## begin

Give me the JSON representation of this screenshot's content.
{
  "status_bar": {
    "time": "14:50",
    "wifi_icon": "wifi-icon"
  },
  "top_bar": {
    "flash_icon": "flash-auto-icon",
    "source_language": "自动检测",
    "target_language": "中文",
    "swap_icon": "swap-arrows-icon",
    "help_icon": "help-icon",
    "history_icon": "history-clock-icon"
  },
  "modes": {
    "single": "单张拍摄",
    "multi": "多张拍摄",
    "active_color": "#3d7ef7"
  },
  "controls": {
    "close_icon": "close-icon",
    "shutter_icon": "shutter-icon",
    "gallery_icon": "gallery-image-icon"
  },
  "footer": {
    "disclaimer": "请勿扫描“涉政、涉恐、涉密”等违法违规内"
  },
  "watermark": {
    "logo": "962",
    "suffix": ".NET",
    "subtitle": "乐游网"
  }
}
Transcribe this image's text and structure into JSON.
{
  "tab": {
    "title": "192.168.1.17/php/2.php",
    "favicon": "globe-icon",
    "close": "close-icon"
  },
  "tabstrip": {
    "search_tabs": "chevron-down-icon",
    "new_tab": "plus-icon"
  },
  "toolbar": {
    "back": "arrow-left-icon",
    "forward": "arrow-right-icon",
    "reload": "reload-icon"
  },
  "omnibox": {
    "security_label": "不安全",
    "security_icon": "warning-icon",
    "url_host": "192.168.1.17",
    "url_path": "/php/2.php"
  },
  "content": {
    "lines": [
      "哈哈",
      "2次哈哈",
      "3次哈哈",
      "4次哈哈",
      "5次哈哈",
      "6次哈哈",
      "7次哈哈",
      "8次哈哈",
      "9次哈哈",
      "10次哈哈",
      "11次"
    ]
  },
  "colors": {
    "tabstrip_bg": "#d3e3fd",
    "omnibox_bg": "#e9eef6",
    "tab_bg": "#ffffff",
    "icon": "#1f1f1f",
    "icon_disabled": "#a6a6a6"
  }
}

## end

State the number of lines in the records that include "JSON", and write nothing else.

*ANSWER BELOW*. 2